Work instruction -
Only the lines containing "contour" should appear in the answer, copied from the listing below.

Material provided -
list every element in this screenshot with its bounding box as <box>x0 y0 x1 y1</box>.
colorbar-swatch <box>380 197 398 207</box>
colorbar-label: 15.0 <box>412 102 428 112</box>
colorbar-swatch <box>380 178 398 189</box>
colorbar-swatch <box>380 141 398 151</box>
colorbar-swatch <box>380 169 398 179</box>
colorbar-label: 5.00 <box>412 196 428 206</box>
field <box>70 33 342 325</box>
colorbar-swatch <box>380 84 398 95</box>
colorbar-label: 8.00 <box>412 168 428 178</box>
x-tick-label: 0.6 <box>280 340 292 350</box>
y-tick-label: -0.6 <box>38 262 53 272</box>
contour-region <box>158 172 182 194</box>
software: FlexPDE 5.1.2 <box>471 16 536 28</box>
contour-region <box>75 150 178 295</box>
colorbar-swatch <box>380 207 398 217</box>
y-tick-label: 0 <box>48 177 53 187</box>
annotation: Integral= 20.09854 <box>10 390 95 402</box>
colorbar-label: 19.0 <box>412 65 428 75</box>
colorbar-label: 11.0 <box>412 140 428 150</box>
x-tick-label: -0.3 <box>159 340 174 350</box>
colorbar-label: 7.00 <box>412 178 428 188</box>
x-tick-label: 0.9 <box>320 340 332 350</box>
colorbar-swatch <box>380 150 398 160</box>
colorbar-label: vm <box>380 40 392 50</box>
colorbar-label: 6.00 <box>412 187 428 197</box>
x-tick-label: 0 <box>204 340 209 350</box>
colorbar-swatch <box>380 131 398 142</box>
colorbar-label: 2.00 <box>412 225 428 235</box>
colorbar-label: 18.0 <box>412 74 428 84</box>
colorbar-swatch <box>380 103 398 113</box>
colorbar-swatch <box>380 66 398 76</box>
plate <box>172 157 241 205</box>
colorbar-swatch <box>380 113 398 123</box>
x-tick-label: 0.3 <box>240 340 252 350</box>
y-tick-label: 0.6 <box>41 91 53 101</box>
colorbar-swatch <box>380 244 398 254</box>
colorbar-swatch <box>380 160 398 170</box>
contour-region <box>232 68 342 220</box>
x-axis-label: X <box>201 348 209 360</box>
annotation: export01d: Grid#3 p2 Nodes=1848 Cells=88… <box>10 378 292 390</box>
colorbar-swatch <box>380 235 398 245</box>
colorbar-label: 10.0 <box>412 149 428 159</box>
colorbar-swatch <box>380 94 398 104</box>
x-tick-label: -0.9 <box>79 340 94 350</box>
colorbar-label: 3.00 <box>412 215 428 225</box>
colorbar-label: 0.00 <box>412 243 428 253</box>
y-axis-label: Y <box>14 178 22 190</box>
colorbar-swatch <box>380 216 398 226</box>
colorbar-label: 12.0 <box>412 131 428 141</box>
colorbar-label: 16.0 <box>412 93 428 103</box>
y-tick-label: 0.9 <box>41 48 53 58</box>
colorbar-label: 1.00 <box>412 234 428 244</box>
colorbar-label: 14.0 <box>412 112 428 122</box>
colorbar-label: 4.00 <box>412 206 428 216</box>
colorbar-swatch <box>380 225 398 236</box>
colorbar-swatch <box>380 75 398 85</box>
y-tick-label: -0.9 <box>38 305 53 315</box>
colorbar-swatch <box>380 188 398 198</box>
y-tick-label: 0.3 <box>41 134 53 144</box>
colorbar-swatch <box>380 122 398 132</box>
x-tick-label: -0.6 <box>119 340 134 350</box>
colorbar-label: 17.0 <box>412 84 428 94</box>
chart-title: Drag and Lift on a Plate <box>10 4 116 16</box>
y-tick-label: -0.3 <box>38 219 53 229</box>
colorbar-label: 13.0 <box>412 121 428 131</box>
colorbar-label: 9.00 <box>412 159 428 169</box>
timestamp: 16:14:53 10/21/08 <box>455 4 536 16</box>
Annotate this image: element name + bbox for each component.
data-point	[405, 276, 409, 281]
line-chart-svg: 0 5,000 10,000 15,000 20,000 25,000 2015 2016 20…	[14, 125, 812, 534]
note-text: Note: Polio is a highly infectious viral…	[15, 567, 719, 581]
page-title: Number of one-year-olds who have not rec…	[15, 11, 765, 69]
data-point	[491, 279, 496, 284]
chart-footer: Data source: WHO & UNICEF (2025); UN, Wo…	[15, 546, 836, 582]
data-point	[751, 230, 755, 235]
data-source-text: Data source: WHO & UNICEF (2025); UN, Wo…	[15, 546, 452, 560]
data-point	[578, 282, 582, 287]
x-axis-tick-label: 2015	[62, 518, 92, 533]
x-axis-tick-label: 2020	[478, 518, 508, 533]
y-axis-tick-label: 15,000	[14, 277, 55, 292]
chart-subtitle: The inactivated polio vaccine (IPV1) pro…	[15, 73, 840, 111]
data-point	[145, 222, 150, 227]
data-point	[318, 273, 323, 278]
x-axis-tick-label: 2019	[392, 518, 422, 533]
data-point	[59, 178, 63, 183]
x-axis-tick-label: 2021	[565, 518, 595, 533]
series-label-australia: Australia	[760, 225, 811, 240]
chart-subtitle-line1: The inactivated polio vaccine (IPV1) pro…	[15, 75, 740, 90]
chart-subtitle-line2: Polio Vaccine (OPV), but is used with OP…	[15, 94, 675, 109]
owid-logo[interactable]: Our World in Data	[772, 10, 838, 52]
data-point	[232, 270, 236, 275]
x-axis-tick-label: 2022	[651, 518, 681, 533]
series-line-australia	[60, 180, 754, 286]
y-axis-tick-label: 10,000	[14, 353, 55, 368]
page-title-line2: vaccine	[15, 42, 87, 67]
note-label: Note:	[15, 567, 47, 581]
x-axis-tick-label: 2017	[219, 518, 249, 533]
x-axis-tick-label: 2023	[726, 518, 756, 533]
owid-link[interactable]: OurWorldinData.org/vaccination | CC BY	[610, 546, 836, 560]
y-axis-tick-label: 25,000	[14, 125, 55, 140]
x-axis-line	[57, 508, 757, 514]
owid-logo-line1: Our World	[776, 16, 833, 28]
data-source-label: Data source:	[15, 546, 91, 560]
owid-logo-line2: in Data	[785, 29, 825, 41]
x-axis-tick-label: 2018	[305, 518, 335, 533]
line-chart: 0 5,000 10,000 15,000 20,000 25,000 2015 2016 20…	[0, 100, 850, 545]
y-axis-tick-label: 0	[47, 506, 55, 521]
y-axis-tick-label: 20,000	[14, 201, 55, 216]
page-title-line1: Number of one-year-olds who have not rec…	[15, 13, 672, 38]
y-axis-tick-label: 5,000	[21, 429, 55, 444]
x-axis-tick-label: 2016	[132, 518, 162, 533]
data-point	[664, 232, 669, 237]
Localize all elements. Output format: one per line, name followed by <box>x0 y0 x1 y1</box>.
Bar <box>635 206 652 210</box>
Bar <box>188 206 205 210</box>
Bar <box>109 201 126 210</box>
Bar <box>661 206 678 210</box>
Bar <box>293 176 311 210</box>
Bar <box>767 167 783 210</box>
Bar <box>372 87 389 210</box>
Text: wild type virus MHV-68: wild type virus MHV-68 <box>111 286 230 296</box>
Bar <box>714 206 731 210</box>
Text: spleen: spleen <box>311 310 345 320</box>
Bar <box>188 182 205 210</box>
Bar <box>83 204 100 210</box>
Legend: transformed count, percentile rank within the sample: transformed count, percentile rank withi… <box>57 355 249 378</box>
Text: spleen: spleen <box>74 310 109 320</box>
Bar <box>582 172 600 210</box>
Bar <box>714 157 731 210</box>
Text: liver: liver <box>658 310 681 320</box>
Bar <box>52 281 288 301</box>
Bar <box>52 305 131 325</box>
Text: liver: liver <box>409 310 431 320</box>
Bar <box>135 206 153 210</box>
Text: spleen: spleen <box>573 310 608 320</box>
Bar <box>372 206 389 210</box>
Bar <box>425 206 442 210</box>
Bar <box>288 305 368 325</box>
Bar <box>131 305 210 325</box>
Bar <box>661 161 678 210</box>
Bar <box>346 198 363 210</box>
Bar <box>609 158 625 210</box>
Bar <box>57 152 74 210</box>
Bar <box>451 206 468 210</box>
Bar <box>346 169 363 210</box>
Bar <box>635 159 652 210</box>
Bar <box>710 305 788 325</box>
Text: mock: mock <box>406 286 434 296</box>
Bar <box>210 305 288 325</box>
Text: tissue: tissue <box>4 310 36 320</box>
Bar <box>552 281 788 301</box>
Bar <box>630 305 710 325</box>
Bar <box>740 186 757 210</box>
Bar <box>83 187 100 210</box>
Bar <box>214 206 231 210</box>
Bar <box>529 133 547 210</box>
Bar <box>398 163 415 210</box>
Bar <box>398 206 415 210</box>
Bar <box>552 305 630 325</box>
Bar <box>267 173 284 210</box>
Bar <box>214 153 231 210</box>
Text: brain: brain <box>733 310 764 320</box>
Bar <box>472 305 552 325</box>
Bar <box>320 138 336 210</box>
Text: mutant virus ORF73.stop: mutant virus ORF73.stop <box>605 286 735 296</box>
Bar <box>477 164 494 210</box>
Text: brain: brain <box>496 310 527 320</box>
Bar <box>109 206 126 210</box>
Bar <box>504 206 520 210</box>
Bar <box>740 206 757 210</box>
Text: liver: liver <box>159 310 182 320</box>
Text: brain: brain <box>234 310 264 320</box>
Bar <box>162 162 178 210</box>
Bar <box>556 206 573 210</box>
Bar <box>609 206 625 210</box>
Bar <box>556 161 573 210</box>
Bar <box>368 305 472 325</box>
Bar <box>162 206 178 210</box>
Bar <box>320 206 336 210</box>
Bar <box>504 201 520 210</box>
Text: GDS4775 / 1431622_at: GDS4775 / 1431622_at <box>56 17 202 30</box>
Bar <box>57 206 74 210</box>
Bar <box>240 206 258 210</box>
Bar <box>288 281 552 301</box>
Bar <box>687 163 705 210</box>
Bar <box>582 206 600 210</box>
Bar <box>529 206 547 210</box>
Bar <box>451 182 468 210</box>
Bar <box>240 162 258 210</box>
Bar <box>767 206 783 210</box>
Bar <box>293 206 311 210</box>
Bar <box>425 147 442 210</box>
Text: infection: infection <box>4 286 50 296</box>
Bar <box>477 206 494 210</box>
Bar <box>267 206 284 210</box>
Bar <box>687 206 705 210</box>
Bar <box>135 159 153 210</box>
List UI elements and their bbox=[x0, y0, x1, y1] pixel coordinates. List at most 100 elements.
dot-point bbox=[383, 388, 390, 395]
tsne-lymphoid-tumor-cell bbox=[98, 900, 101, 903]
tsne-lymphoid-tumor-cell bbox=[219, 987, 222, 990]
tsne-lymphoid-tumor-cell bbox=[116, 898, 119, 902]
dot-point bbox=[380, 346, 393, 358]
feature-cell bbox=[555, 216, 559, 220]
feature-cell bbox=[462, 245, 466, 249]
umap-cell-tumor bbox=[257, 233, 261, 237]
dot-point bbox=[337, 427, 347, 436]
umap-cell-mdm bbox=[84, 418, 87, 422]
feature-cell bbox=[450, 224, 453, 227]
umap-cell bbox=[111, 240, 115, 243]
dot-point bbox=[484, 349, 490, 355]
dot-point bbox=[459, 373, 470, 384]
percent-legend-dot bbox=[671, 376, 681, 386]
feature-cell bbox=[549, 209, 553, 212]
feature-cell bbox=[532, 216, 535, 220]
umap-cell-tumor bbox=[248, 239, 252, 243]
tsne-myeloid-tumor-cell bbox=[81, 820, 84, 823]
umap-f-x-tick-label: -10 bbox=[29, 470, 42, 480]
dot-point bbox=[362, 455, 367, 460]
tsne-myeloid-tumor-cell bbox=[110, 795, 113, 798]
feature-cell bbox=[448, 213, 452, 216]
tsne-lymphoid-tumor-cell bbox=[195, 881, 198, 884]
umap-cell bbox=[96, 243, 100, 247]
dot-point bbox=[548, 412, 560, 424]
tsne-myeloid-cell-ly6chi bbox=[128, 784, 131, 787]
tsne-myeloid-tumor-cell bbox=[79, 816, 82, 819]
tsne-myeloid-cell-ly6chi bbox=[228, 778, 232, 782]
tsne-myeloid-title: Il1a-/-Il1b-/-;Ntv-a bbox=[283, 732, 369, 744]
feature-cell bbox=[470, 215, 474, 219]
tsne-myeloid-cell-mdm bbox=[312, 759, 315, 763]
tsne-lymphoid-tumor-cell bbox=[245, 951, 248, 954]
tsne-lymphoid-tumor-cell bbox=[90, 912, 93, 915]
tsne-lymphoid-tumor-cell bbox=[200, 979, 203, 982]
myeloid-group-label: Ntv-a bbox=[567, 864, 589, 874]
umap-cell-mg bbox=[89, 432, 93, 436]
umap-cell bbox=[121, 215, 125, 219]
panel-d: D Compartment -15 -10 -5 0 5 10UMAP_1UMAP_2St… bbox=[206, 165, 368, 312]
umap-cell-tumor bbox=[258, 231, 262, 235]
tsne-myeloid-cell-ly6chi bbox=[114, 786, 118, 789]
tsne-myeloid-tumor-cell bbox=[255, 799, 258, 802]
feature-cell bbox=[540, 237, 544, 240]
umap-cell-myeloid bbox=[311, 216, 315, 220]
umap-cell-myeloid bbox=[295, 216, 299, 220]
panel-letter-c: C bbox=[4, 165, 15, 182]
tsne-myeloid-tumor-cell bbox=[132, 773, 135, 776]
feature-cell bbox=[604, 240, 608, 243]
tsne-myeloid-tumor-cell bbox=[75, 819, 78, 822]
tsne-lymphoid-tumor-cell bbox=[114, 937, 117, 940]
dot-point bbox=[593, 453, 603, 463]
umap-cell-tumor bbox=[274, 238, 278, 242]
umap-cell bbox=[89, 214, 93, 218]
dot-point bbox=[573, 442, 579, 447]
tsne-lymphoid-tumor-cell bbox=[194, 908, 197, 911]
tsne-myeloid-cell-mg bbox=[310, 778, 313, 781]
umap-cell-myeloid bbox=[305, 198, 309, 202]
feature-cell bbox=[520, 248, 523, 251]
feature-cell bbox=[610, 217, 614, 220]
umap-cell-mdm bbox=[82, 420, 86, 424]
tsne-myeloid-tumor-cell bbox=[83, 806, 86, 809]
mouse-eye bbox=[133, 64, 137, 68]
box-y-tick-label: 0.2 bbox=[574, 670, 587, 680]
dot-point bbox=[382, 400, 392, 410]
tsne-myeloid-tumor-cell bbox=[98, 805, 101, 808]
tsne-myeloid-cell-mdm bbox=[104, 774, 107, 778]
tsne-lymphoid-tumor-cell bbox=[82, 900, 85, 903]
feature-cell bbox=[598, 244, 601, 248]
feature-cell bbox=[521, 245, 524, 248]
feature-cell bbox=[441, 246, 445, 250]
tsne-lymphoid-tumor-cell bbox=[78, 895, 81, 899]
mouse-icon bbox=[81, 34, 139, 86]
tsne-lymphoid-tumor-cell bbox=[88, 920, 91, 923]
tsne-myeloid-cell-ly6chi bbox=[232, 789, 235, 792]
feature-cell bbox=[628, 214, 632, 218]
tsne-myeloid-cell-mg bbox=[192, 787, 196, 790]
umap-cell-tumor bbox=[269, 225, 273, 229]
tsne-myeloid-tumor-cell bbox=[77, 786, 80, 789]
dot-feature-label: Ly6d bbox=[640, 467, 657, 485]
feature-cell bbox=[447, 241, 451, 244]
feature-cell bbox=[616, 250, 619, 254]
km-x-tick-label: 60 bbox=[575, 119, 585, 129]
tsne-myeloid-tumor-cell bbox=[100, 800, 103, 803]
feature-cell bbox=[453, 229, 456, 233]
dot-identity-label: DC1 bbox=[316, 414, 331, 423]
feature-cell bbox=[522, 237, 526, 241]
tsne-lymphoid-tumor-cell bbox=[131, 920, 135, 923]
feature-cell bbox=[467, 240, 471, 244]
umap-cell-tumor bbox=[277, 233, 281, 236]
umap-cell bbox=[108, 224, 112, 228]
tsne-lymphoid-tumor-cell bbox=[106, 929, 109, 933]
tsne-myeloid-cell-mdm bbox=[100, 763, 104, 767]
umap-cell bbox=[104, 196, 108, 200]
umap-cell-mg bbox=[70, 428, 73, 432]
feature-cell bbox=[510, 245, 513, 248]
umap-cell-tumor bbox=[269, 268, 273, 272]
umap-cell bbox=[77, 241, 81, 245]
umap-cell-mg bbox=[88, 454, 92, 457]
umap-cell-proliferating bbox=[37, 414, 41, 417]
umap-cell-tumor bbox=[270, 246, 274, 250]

Solved exercise -
contour-region <box>158 172 182 194</box>
contour-region <box>75 150 178 295</box>
contour-region <box>232 68 342 220</box>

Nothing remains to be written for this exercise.